• _What the exercise asks_
Where a line of the listing below includes the word "stats", reproduce that line.

----------

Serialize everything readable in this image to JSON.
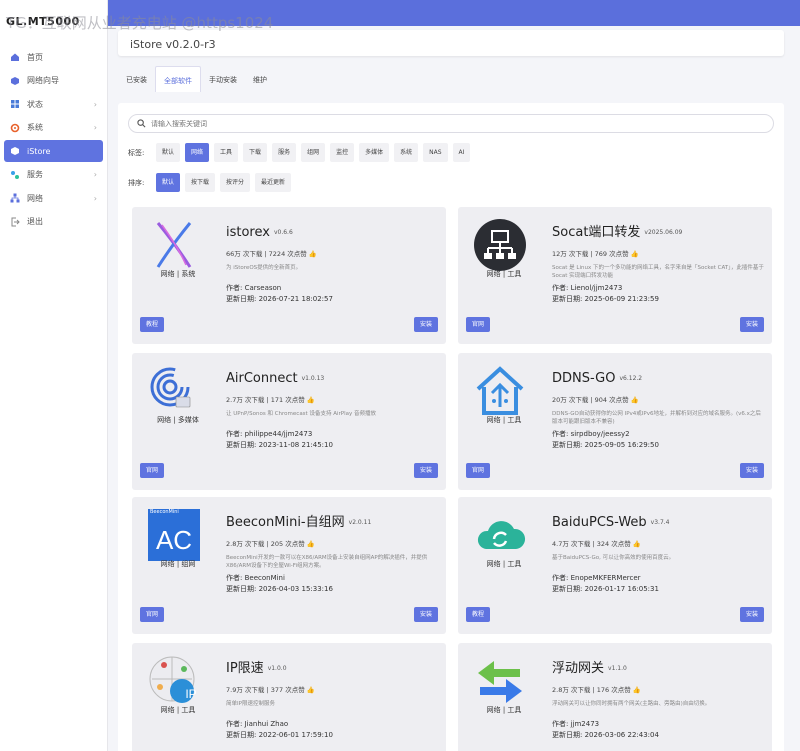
{
  "watermark": "TG：互联网从业者充电站 @https1024",
  "sidebar": {
    "logo": "GL.MT5000",
    "items": [
      {
        "label": "首页",
        "icon": "home-icon",
        "chevron": false,
        "active": false
      },
      {
        "label": "网络向导",
        "icon": "cube-icon",
        "chevron": false,
        "active": false
      },
      {
        "label": "状态",
        "icon": "grid-icon",
        "chevron": true,
        "active": false
      },
      {
        "label": "系统",
        "icon": "gear-icon",
        "chevron": true,
        "active": false
      },
      {
        "label": "iStore",
        "icon": "box-icon",
        "chevron": false,
        "active": true
      },
      {
        "label": "服务",
        "icon": "puzzle-icon",
        "chevron": true,
        "active": false
      },
      {
        "label": "网络",
        "icon": "network-icon",
        "chevron": true,
        "active": false
      },
      {
        "label": "退出",
        "icon": "logout-icon",
        "chevron": false,
        "active": false
      }
    ]
  },
  "header": {
    "title": "iStore v0.2.0-r3"
  },
  "tabs": [
    {
      "label": "已安装",
      "active": false
    },
    {
      "label": "全部软件",
      "active": true
    },
    {
      "label": "手动安装",
      "active": false
    },
    {
      "label": "维护",
      "active": false
    }
  ],
  "search": {
    "placeholder": "请输入搜索关键词"
  },
  "filters": {
    "tag_label": "标签:",
    "tags": [
      {
        "label": "默认",
        "active": false
      },
      {
        "label": "网络",
        "active": true
      },
      {
        "label": "工具",
        "active": false
      },
      {
        "label": "下载",
        "active": false
      },
      {
        "label": "服务",
        "active": false
      },
      {
        "label": "组网",
        "active": false
      },
      {
        "label": "监控",
        "active": false
      },
      {
        "label": "多媒体",
        "active": false
      },
      {
        "label": "系统",
        "active": false
      },
      {
        "label": "NAS",
        "active": false
      },
      {
        "label": "AI",
        "active": false
      }
    ],
    "sort_label": "排序:",
    "sorts": [
      {
        "label": "默认",
        "active": true
      },
      {
        "label": "按下载",
        "active": false
      },
      {
        "label": "按评分",
        "active": false
      },
      {
        "label": "最近更新",
        "active": false
      }
    ]
  },
  "apps": [
    {
      "name": "istorex",
      "version": "v0.6.6",
      "stats": "66万 次下载  |  7224 次点赞",
      "desc": "为 iStoreOS提供的全新首页。",
      "tags": "网络  |  系统",
      "author": "作者: Carseason",
      "updated": "更新日期: 2026-07-21 18:02:57",
      "btn_left": "教程",
      "btn_right": "安装",
      "icon": "istorex-logo-icon"
    },
    {
      "name": "Socat端口转发",
      "version": "v2025.06.09",
      "stats": "12万 次下载  |  769 次点赞",
      "desc": "Socat 是 Linux 下的一个多功能的网络工具，名字来自是「Socket CAT」，此插件基于 Socat 实现端口转发功能",
      "tags": "网络  |  工具",
      "author": "作者: Lienol/jjm2473",
      "updated": "更新日期: 2025-06-09 21:23:59",
      "btn_left": "官网",
      "btn_right": "安装",
      "icon": "socat-network-icon"
    },
    {
      "name": "AirConnect",
      "version": "v1.0.13",
      "stats": "2.7万 次下载  |  171 次点赞",
      "desc": "让 UPnP/Sonos 和 Chromecast 设备支持 AirPlay 音频播放",
      "tags": "网络  |  多媒体",
      "author": "作者: philippe44/jjm2473",
      "updated": "更新日期: 2023-11-08 21:45:10",
      "btn_left": "官网",
      "btn_right": "安装",
      "icon": "airconnect-icon"
    },
    {
      "name": "DDNS-GO",
      "version": "v6.12.2",
      "stats": "20万 次下载  |  904 次点赞",
      "desc": "DDNS-GO自动获得你的公网 IPv4或IPv6地址，并解析到对应的域名服务。(v6.x之后版本可能跟旧版本不兼容)",
      "tags": "网络  |  工具",
      "author": "作者: sirpdboy/jeessy2",
      "updated": "更新日期: 2025-09-05 16:29:50",
      "btn_left": "官网",
      "btn_right": "安装",
      "icon": "ddns-house-icon"
    },
    {
      "name": "BeeconMini-自组网",
      "version": "v2.0.11",
      "stats": "2.8万 次下载  |  205 次点赞",
      "desc": "BeeconMini开发的一款可以在X86/ARM设备上安装自组网AP的解决插件，并提供X86/ARM设备下的全屋Wi-Fi组网方案。",
      "tags": "网络  |  组网",
      "author": "作者: BeeconMini",
      "updated": "更新日期: 2026-04-03 15:33:16",
      "btn_left": "官网",
      "btn_right": "安装",
      "icon": "beecon-ac-icon",
      "icon_caption": "BeeconMini"
    },
    {
      "name": "BaiduPCS-Web",
      "version": "v3.7.4",
      "stats": "4.7万 次下载  |  324 次点赞",
      "desc": "基于BaiduPCS-Go, 可以让你高效的使用百度云。",
      "tags": "网络  |  工具",
      "author": "作者: EnopeMKFERMercer",
      "updated": "更新日期: 2026-01-17 16:05:31",
      "btn_left": "教程",
      "btn_right": "安装",
      "icon": "cloud-sync-icon"
    },
    {
      "name": "IP限速",
      "version": "v1.0.0",
      "stats": "7.9万 次下载  |  377 次点赞",
      "desc": "简单IP限速控制服务",
      "tags": "网络  |  工具",
      "author": "作者: Jianhui Zhao",
      "updated": "更新日期: 2022-06-01 17:59:10",
      "btn_left": "",
      "btn_right": "",
      "icon": "ip-globe-icon",
      "icon_caption": "IP"
    },
    {
      "name": "浮动网关",
      "version": "v1.1.0",
      "stats": "2.8万 次下载  |  176 次点赞",
      "desc": "浮动网关可以让你同时拥有两个网关(主路由、旁路由)自由切换。",
      "tags": "网络  |  工具",
      "author": "作者: jjm2473",
      "updated": "更新日期: 2026-03-06 22:43:04",
      "btn_left": "",
      "btn_right": "",
      "icon": "swap-arrows-icon"
    }
  ]
}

----------

• _Exercise solution_
      "stats": "66万 次下载  |  7224 次点赞",
      "stats": "12万 次下载  |  769 次点赞",
      "stats": "2.7万 次下载  |  171 次点赞",
      "stats": "20万 次下载  |  904 次点赞",
      "stats": "2.8万 次下载  |  205 次点赞",
      "stats": "4.7万 次下载  |  324 次点赞",
      "stats": "7.9万 次下载  |  377 次点赞",
      "stats": "2.8万 次下载  |  176 次点赞",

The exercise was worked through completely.